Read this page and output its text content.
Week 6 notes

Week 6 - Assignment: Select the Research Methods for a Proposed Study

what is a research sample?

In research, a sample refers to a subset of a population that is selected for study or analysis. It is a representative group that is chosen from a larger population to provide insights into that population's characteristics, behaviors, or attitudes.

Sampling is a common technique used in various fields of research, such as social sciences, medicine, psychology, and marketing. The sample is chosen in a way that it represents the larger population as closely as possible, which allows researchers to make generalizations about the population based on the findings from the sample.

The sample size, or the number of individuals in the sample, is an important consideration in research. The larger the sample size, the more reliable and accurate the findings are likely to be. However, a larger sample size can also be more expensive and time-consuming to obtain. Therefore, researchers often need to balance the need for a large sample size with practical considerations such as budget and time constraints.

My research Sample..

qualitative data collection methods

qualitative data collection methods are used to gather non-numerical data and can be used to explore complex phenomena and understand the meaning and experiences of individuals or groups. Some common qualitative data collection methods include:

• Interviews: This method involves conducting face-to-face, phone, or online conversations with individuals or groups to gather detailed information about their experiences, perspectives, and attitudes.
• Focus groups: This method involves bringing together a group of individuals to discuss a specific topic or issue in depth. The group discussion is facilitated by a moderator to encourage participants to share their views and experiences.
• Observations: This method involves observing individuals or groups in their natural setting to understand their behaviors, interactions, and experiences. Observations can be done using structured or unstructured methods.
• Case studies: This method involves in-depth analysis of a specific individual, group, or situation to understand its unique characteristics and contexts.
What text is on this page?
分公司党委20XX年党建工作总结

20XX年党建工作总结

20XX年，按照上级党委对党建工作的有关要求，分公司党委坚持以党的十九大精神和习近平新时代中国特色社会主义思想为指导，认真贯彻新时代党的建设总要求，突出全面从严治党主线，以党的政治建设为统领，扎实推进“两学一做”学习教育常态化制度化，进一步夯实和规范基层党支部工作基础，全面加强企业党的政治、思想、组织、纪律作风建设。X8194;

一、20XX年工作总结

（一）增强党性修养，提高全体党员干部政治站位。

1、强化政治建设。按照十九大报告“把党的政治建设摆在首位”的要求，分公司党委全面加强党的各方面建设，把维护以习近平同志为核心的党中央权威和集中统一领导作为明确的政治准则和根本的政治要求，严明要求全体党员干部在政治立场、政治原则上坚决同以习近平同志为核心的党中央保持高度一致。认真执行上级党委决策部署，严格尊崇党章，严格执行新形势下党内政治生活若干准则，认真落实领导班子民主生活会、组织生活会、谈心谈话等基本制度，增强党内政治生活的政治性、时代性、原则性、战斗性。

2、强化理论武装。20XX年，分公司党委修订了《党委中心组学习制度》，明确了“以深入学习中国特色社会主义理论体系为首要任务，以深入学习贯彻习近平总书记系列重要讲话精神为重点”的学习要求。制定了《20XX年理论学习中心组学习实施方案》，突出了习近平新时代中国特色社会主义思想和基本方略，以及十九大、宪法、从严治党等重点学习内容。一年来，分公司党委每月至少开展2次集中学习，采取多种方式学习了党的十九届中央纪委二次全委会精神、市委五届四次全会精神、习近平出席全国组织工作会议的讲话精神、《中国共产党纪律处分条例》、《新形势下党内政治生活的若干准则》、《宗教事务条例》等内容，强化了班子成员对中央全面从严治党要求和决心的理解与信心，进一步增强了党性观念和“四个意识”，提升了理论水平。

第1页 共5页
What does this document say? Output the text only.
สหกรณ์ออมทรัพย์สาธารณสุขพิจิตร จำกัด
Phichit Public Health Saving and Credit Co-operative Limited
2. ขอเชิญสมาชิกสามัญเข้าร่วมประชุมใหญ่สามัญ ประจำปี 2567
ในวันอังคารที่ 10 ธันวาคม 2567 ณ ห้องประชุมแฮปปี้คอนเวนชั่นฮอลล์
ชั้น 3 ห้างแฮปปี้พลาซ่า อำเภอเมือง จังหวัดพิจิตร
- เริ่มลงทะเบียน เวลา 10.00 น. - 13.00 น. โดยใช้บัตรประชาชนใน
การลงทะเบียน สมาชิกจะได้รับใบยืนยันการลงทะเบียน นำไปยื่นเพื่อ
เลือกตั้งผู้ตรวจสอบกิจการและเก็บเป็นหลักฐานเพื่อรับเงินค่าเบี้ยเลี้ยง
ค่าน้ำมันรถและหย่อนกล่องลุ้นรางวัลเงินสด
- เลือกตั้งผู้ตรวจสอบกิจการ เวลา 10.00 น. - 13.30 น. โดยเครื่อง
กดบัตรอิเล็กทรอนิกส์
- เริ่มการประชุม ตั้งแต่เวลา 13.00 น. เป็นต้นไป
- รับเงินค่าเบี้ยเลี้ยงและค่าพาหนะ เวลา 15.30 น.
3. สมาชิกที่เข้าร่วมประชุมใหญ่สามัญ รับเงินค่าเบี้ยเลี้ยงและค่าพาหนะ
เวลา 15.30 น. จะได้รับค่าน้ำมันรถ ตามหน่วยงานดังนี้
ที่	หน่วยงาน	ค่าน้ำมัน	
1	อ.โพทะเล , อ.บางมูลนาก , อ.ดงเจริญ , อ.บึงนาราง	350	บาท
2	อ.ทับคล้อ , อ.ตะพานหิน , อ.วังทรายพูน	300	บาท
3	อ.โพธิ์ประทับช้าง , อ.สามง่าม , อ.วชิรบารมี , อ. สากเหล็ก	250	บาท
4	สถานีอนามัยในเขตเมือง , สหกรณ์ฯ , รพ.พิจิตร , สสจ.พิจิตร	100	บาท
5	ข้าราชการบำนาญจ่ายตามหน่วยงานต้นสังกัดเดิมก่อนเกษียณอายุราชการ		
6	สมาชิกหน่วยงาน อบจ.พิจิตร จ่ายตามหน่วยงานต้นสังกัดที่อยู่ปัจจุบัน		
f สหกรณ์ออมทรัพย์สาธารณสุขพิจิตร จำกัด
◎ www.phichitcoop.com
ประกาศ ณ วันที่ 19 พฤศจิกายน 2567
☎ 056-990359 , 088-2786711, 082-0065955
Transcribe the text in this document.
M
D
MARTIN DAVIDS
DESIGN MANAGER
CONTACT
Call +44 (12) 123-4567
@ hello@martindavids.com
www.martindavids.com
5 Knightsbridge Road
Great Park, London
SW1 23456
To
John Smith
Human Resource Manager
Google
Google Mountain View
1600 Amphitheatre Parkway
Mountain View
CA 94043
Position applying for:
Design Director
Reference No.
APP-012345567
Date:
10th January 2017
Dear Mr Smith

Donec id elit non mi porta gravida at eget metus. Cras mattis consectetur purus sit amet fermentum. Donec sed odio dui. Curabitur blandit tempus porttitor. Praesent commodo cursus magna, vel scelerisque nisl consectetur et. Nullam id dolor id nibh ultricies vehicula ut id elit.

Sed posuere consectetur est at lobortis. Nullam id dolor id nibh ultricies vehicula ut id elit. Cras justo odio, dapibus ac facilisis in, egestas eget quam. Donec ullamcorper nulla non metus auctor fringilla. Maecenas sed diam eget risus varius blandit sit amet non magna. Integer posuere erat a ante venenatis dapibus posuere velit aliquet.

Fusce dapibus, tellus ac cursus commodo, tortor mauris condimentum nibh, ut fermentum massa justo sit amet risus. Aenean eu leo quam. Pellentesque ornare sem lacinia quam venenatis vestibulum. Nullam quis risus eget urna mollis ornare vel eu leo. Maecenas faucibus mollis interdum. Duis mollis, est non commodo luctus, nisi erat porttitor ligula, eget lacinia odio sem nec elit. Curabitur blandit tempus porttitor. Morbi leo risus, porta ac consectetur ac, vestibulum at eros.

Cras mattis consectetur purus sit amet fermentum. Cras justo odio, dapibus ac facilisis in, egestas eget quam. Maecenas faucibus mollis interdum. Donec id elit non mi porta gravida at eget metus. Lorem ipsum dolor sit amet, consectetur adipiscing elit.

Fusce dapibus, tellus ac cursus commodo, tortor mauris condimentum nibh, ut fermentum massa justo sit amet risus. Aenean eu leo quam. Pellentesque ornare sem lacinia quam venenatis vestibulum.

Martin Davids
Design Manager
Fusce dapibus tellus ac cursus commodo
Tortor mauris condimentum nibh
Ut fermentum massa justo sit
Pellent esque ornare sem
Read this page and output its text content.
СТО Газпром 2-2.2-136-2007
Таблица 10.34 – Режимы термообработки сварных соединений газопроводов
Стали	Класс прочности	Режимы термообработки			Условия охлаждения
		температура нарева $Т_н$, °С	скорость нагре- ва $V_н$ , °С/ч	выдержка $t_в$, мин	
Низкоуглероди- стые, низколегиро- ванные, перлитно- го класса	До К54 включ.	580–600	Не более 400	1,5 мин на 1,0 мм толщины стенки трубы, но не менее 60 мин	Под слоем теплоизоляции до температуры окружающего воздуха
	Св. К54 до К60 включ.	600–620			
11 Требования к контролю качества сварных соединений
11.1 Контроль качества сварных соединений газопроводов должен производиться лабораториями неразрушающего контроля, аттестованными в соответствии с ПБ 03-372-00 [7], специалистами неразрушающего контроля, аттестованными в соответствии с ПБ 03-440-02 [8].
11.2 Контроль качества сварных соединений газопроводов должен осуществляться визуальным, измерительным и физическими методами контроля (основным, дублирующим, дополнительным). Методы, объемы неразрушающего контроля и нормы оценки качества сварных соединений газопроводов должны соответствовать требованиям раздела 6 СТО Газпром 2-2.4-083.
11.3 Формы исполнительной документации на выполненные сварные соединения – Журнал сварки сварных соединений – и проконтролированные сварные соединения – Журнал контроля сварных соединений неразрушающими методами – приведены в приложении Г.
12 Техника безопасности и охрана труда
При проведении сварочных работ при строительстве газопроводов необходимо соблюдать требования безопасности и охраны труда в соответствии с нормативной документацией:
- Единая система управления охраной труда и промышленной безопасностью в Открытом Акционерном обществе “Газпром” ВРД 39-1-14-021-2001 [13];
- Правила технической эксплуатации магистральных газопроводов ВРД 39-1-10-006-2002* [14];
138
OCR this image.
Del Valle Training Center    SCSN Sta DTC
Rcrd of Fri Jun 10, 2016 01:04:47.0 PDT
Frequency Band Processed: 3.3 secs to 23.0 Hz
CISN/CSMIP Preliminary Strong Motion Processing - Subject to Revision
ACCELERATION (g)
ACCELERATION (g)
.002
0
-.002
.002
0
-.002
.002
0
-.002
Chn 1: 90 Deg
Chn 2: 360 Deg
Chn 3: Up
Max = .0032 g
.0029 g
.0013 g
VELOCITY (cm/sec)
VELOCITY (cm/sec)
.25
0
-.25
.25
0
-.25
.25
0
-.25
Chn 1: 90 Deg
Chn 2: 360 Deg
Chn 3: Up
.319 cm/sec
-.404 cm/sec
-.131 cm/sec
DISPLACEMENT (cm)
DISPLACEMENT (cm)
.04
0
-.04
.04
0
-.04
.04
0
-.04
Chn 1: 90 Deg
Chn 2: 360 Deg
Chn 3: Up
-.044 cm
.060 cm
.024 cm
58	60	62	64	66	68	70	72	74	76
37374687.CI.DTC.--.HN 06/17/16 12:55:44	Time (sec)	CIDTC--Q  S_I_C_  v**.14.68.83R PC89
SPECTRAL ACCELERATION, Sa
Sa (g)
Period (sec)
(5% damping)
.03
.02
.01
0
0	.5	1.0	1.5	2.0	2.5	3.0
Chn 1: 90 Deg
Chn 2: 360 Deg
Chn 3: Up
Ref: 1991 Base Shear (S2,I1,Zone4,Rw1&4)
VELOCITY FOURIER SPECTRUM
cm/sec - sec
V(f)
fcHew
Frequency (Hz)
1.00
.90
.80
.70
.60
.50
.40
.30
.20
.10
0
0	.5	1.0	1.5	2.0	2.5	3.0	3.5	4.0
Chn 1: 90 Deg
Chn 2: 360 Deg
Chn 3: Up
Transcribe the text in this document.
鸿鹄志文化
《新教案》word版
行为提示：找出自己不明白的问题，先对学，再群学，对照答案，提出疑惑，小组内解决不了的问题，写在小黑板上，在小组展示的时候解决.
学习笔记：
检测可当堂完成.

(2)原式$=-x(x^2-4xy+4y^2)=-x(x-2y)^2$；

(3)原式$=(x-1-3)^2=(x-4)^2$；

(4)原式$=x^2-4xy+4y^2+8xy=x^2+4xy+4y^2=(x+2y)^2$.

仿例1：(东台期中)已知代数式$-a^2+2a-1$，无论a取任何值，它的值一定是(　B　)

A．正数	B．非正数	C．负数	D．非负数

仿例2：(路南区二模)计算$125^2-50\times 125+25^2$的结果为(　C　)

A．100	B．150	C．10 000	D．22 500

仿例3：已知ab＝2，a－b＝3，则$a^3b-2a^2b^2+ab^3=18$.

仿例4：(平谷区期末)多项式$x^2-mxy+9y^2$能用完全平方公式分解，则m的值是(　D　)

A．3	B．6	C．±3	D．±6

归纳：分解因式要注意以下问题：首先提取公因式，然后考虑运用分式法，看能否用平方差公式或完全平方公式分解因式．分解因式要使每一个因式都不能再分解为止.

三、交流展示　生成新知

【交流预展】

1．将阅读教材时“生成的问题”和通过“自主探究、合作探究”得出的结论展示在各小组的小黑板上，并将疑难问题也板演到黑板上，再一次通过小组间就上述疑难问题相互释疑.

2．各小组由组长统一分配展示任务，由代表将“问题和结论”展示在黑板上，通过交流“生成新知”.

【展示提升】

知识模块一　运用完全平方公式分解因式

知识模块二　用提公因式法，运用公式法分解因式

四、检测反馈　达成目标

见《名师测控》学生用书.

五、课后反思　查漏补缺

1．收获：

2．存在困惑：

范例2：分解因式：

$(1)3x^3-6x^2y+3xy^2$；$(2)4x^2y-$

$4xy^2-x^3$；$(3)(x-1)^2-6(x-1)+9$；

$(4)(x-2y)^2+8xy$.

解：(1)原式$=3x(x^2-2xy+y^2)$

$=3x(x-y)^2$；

• _Aim_: Collect the lines of the records that include the string "термообработки".

• _Response to the task_:
Таблица 10.34 – Режимы термообработки сварных соединений газопроводов
Стали	Класс прочности	Режимы термообработки			Условия охлаждения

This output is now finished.